▸ Written instruction 1
Please retype the dataset rows exactly, starting with the line that contains "tab-close-icon[interactable]: × [322, 27, 333, 48]" and going on through the line that contains "hero-artwork [0, 231, 2000, 1250]".

[Start of Passage provided]

You get a real sense of how profoundly intimidating it must have been to be in the presence of these two, so much so that it begins to serve the film’s detriment.
The central story is about two young newlyweds, Fred and Rose Nemser, who come to live with Jackson and Hyman to serve as mentees and also help with the housework. Played by Logan Lerman (who covered similar territory in James Schamus’ criminally under-viewed Philip Roth adaptation Indignation) and Australian actor Odessa Young, the pair are simply no match for the opposite numbers. At times the film can feel like watching a chess match where one side is all queens and the other nothing but pawns.
But like the audience, Fred and Rose end up getting swept away by the erotic and intellectual force that Decker creates around her two leads. Even while we spend an inordinate amount of time trapped inside Jackson and Hyman’s book and dust-filled house, the film is never stagnant. Instead, it vibrates with all sorts of different energy, turning on a dime from sexy to scary to biting in its commentary on the place of women in society as Shirley and Rose begin to investigate the disappearance of a female student years earlier.

[End of Passage provided]
[Start of Rows]

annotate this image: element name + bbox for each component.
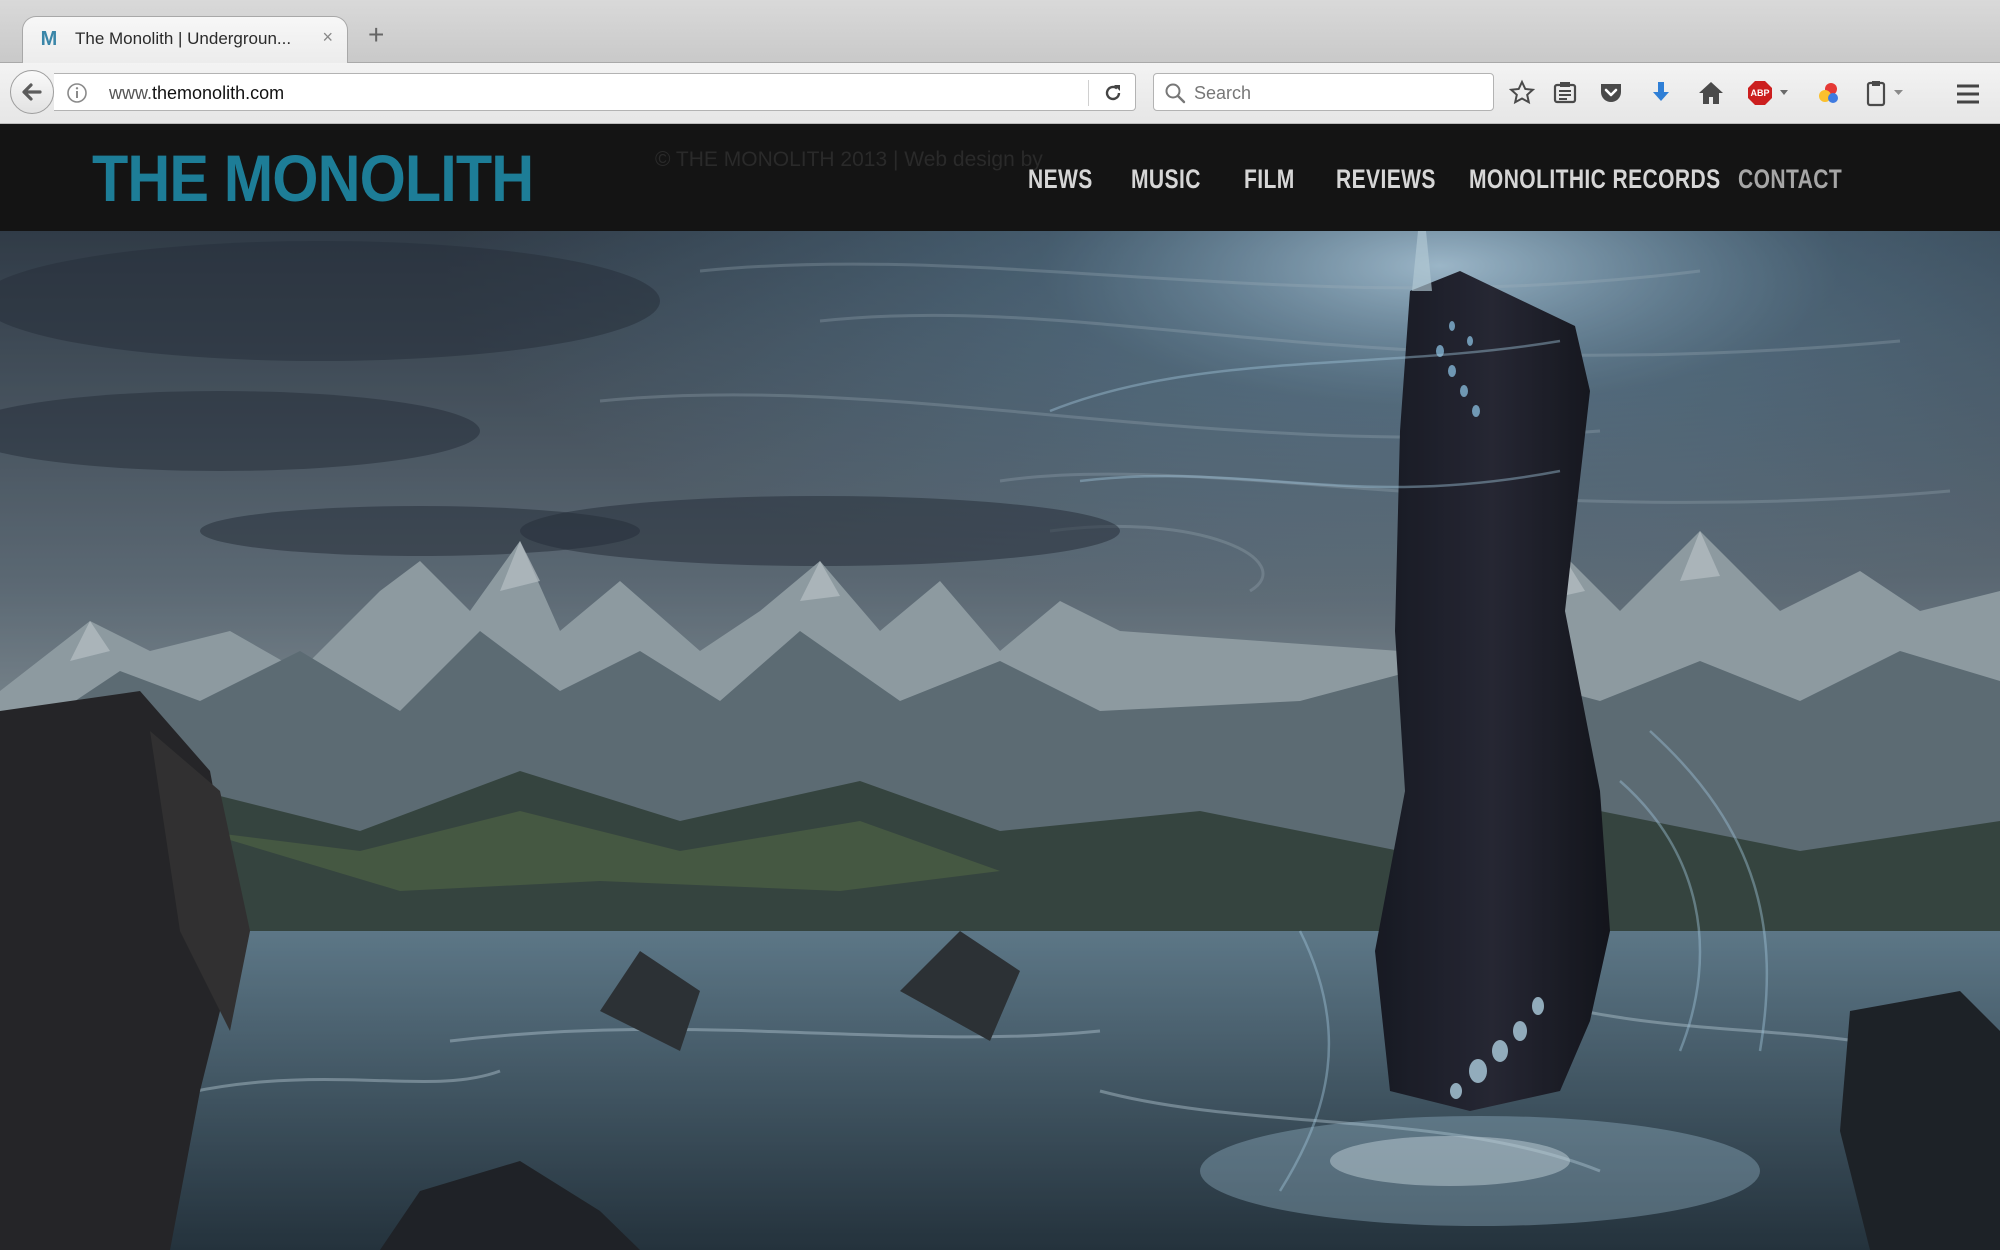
tab-close-icon[interactable]: × [322, 27, 333, 48]
back-arrow-icon [22, 83, 42, 101]
adblock-label: ABP [1750, 88, 1770, 98]
extension-icon[interactable] [1815, 79, 1843, 107]
new-tab-button[interactable]: + [368, 21, 384, 49]
hero-artwork [0, 231, 2000, 1250]
browser-tab[interactable]: M The Monolith | Undergroun... × [22, 16, 348, 63]
home-icon[interactable] [1697, 79, 1725, 107]
search-icon [1165, 83, 1186, 104]
nav-contact[interactable]: CONTACT [1738, 164, 1842, 194]
nav-music[interactable]: MUSIC [1131, 164, 1201, 194]
site-favicon-icon: M [40, 28, 58, 50]
browser-toolbar: www.themonolith.com Search ABP [0, 63, 2000, 124]
menu-icon[interactable] [1954, 80, 1982, 108]
download-icon[interactable] [1647, 79, 1675, 107]
pocket-icon[interactable] [1597, 79, 1625, 107]
search-input[interactable]: Search [1153, 73, 1494, 111]
reading-list-icon[interactable] [1551, 79, 1579, 107]
search-placeholder: Search [1194, 83, 1252, 103]
footer-credit-text: © THE MONOLITH 2013 | Web design by [655, 148, 1043, 171]
star-icon[interactable] [1508, 79, 1536, 107]
nav-reviews[interactable]: REVIEWS [1336, 164, 1436, 194]
url-text: www.themonolith.com [109, 83, 284, 104]
nav-film[interactable]: FILM [1244, 164, 1295, 194]
adblock-icon[interactable]: ABP [1746, 79, 1790, 107]
reload-icon[interactable] [1102, 82, 1124, 104]
url-domain: themonolith.com [152, 83, 285, 103]
tab-title: The Monolith | Undergroun... [75, 29, 292, 48]
info-icon[interactable] [66, 82, 88, 104]
back-button[interactable] [10, 70, 54, 114]
url-prefix: www. [109, 83, 153, 103]
clipboard-icon[interactable] [1862, 79, 1910, 107]
address-bar[interactable]: www.themonolith.com [54, 73, 1136, 111]
nav-news[interactable]: NEWS [1028, 164, 1093, 194]
site-header: THE MONOLITH © THE MONOLITH 2013 | Web d… [0, 124, 2000, 231]
browser-tab-bar: M The Monolith | Undergroun... × + [0, 0, 2000, 63]
divider [1088, 80, 1089, 106]
nav-monolithic-records[interactable]: MONOLITHIC RECORDS [1469, 164, 1721, 194]
site-logo[interactable]: THE MONOLITH [92, 142, 534, 214]
fantasy-landscape-image [0, 231, 2000, 1250]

[End of Rows]

▸ Written instruction 2
Continue the film review from the point where it stops.

▸ Output 1
tab-close-icon[interactable]: × [322, 27, 333, 48]
back-arrow-icon [22, 83, 42, 101]
adblock-label: ABP [1750, 88, 1770, 98]
extension-icon[interactable] [1815, 79, 1843, 107]
new-tab-button[interactable]: + [368, 21, 384, 49]
hero-artwork [0, 231, 2000, 1250]

▸ Output 2
There is an immediacy to the film so rare in period biopics and such a tactile physicality to its intellectual gymnastics. By the time Shirley draws to a close, you end up feeling pleasingly spent, like you just stayed up all night drinking a bottle of Canadian Club while discussing literary theory with a dear old confidant you hadn’t seen in years. Some friends just tire you out like that, and they are almost always the best kind.